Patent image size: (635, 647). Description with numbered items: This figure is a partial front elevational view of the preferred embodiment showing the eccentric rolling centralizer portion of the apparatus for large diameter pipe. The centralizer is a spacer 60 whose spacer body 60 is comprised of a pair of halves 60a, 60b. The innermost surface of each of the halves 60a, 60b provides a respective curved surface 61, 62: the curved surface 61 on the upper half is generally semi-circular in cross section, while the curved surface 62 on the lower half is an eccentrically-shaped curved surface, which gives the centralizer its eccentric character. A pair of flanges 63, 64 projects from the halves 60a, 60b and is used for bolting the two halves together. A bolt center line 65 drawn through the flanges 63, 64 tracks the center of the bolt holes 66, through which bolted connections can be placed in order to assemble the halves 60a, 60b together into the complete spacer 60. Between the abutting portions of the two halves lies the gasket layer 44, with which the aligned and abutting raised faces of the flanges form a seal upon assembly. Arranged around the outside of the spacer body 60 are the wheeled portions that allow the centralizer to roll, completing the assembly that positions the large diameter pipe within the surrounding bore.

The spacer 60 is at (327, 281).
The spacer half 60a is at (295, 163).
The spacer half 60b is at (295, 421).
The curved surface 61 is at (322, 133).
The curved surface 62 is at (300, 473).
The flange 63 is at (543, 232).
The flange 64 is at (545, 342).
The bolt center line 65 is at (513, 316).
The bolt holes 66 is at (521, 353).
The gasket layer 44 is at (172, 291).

______

*To do*. Rewrite the material above, swapping "large diameter pipe" for "large diameter casing" and leaving everything else untouched.

*Expected answer*.
Patent image size: (635, 647). Description with numbered items: This figure is a partial front elevational view of the preferred embodiment showing the eccentric rolling centralizer portion of the apparatus for large diameter casing. The centralizer is a spacer 60 whose spacer body 60 is comprised of a pair of halves 60a, 60b. The innermost surface of each of the halves 60a, 60b provides a respective curved surface 61, 62: the curved surface 61 on the upper half is generally semi-circular in cross section, while the curved surface 62 on the lower half is an eccentrically-shaped curved surface, which gives the centralizer its eccentric character. A pair of flanges 63, 64 projects from the halves 60a, 60b and is used for bolting the two halves together. A bolt center line 65 drawn through the flanges 63, 64 tracks the center of the bolt holes 66, through which bolted connections can be placed in order to assemble the halves 60a, 60b together into the complete spacer 60. Between the abutting portions of the two halves lies the gasket layer 44, with which the aligned and abutting raised faces of the flanges form a seal upon assembly. Arranged around the outside of the spacer body 60 are the wheeled portions that allow the centralizer to roll, completing the assembly that positions the large diameter casing within the surrounding bore.

The spacer 60 is at (327, 281).
The spacer half 60a is at (295, 163).
The spacer half 60b is at (295, 421).
The curved surface 61 is at (322, 133).
The curved surface 62 is at (300, 473).
The flange 63 is at (543, 232).
The flange 64 is at (545, 342).
The bolt center line 65 is at (513, 316).
The bolt holes 66 is at (521, 353).
The gasket layer 44 is at (172, 291).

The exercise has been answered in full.